-------- Task data

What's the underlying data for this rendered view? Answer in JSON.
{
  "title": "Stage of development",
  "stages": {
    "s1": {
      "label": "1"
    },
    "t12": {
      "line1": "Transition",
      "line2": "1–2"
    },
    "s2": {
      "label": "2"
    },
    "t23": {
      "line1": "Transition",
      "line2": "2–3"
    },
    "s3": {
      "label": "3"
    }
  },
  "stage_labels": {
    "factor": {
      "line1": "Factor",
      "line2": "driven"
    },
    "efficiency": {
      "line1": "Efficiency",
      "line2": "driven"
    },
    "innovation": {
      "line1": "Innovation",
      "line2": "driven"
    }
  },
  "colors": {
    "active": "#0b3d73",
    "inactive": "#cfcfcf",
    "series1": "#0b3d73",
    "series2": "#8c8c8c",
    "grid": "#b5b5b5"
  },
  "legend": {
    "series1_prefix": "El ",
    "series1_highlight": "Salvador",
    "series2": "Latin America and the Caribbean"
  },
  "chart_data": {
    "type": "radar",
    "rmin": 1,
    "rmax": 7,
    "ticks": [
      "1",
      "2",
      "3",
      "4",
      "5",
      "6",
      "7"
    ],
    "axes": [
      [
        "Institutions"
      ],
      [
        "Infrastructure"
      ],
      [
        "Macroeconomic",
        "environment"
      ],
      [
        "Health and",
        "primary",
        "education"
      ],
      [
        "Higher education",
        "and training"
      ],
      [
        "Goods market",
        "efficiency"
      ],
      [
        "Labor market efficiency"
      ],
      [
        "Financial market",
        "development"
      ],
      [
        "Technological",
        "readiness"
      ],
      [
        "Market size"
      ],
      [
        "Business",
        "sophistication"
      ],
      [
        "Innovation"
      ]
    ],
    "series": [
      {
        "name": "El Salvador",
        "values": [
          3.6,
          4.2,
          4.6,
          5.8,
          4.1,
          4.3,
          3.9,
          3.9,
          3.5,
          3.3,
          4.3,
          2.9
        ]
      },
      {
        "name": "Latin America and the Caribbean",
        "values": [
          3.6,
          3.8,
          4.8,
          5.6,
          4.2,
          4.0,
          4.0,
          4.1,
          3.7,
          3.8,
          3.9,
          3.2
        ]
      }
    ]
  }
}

----------------

_Challenge_
Reproduce the full set of records precisely.

_Final answer_
What's the underlying data for this rendered view? Answer in JSON.
{
  "title": "Stage of development",
  "stages": {
    "s1": {
      "label": "1"
    },
    "t12": {
      "line1": "Transition",
      "line2": "1–2"
    },
    "s2": {
      "label": "2"
    },
    "t23": {
      "line1": "Transition",
      "line2": "2–3"
    },
    "s3": {
      "label": "3"
    }
  },
  "stage_labels": {
    "factor": {
      "line1": "Factor",
      "line2": "driven"
    },
    "efficiency": {
      "line1": "Efficiency",
      "line2": "driven"
    },
    "innovation": {
      "line1": "Innovation",
      "line2": "driven"
    }
  },
  "colors": {
    "active": "#0b3d73",
    "inactive": "#cfcfcf",
    "series1": "#0b3d73",
    "series2": "#8c8c8c",
    "grid": "#b5b5b5"
  },
  "legend": {
    "series1_prefix": "El ",
    "series1_highlight": "Salvador",
    "series2": "Latin America and the Caribbean"
  },
  "chart_data": {
    "type": "radar",
    "rmin": 1,
    "rmax": 7,
    "ticks": [
      "1",
      "2",
      "3",
      "4",
      "5",
      "6",
      "7"
    ],
    "axes": [
      [
        "Institutions"
      ],
      [
        "Infrastructure"
      ],
      [
        "Macroeconomic",
        "environment"
      ],
      [
        "Health and",
        "primary",
        "education"
      ],
      [
        "Higher education",
        "and training"
      ],
      [
        "Goods market",
        "efficiency"
      ],
      [
        "Labor market efficiency"
      ],
      [
        "Financial market",
        "development"
      ],
      [
        "Technological",
        "readiness"
      ],
      [
        "Market size"
      ],
      [
        "Business",
        "sophistication"
      ],
      [
        "Innovation"
      ]
    ],
    "series": [
      {
        "name": "El Salvador",
        "values": [
          3.6,
          4.2,
          4.6,
          5.8,
          4.1,
          4.3,
          3.9,
          3.9,
          3.5,
          3.3,
          4.3,
          2.9
        ]
      },
      {
        "name": "Latin America and the Caribbean",
        "values": [
          3.6,
          3.8,
          4.8,
          5.6,
          4.2,
          4.0,
          4.0,
          4.1,
          3.7,
          3.8,
          3.9,
          3.2
        ]
      }
    ]
  }
}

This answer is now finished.